What you will do:
Leave out every picture, then transcribe the rest of the listing exactly.

********************

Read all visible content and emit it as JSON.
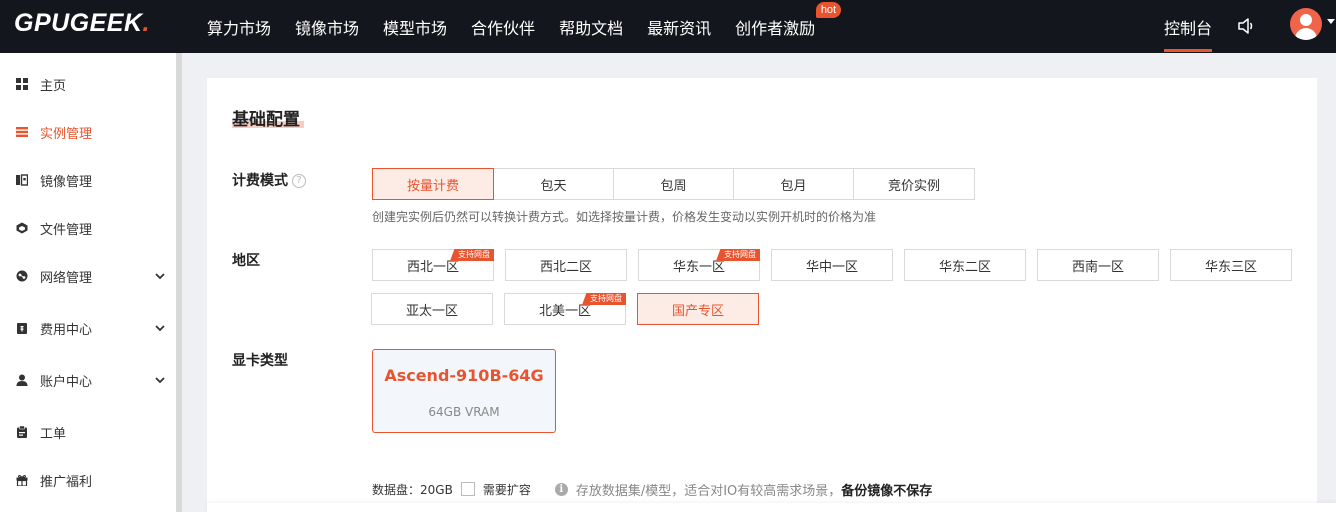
{
  "brand": {
    "logo_main": "GPUGEEK",
    "logo_dot": "."
  },
  "nav": {
    "items": [
      "算力市场",
      "镜像市场",
      "模型市场",
      "合作伙伴",
      "帮助文档",
      "最新资讯",
      "创作者激励"
    ],
    "hot_badge": "hot",
    "console": "控制台"
  },
  "sidebar": {
    "items": [
      {
        "label": "主页",
        "icon": "grid-icon"
      },
      {
        "label": "实例管理",
        "icon": "list-icon",
        "active": true
      },
      {
        "label": "镜像管理",
        "icon": "image-icon"
      },
      {
        "label": "文件管理",
        "icon": "box-icon"
      },
      {
        "label": "网络管理",
        "icon": "network-icon",
        "expandable": true
      },
      {
        "label": "费用中心",
        "icon": "wallet-icon",
        "expandable": true
      },
      {
        "label": "账户中心",
        "icon": "user-icon",
        "expandable": true
      },
      {
        "label": "工单",
        "icon": "clipboard-icon"
      },
      {
        "label": "推广福利",
        "icon": "gift-icon"
      }
    ]
  },
  "config": {
    "title": "基础配置",
    "billing": {
      "label": "计费模式",
      "help": "?",
      "options": [
        "按量计费",
        "包天",
        "包周",
        "包月",
        "竞价实例"
      ],
      "selected": "按量计费",
      "hint": "创建完实例后仍然可以转换计费方式。如选择按量计费，价格发生变动以实例开机时的价格为准"
    },
    "region": {
      "label": "地区",
      "tag_text": "支持网盘",
      "options": [
        "西北一区",
        "西北二区",
        "华东一区",
        "华中一区",
        "华东二区",
        "西南一区",
        "华东三区",
        "亚太一区",
        "北美一区",
        "国产专区"
      ],
      "selected": "国产专区"
    },
    "gpu": {
      "label": "显卡类型",
      "name": "Ascend-910B-64G",
      "vram": "64GB VRAM"
    },
    "disk": {
      "label": "数据盘：20GB",
      "expand_label": "需要扩容",
      "info_icon": "i",
      "info_text": "存放数据集/模型，适合对IO有较高需求场景，",
      "info_bold": "备份镜像不保存"
    }
  },
  "colors": {
    "accent": "#e8542d",
    "topbar": "#14161d"
  }
}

********************

Exercise answer:
Read all visible content and emit it as JSON.
{
  "brand": {
    "logo_main": "GPUGEEK",
    "logo_dot": "."
  },
  "nav": {
    "items": [
      "算力市场",
      "镜像市场",
      "模型市场",
      "合作伙伴",
      "帮助文档",
      "最新资讯",
      "创作者激励"
    ],
    "hot_badge": "hot",
    "console": "控制台"
  },
  "sidebar": {
    "items": [
      {
        "label": "主页",
        "icon": "grid-icon"
      },
      {
        "label": "实例管理",
        "icon": "list-icon",
        "active": true
      },
      {
        "label": "镜像管理",
        "icon": "image-icon"
      },
      {
        "label": "文件管理",
        "icon": "box-icon"
      },
      {
        "label": "网络管理",
        "icon": "network-icon",
        "expandable": true
      },
      {
        "label": "费用中心",
        "icon": "wallet-icon",
        "expandable": true
      },
      {
        "label": "账户中心",
        "icon": "user-icon",
        "expandable": true
      },
      {
        "label": "工单",
        "icon": "clipboard-icon"
      },
      {
        "label": "推广福利",
        "icon": "gift-icon"
      }
    ]
  },
  "config": {
    "title": "基础配置",
    "billing": {
      "label": "计费模式",
      "help": "?",
      "options": [
        "按量计费",
        "包天",
        "包周",
        "包月",
        "竞价实例"
      ],
      "selected": "按量计费",
      "hint": "创建完实例后仍然可以转换计费方式。如选择按量计费，价格发生变动以实例开机时的价格为准"
    },
    "region": {
      "label": "地区",
      "tag_text": "支持网盘",
      "options": [
        "西北一区",
        "西北二区",
        "华东一区",
        "华中一区",
        "华东二区",
        "西南一区",
        "华东三区",
        "亚太一区",
        "北美一区",
        "国产专区"
      ],
      "selected": "国产专区"
    },
    "gpu": {
      "label": "显卡类型",
      "name": "Ascend-910B-64G",
      "vram": "64GB VRAM"
    },
    "disk": {
      "label": "数据盘：20GB",
      "expand_label": "需要扩容",
      "info_icon": "i",
      "info_text": "存放数据集/模型，适合对IO有较高需求场景，",
      "info_bold": "备份镜像不保存"
    }
  },
  "colors": {
    "accent": "#e8542d",
    "topbar": "#14161d"
  }
}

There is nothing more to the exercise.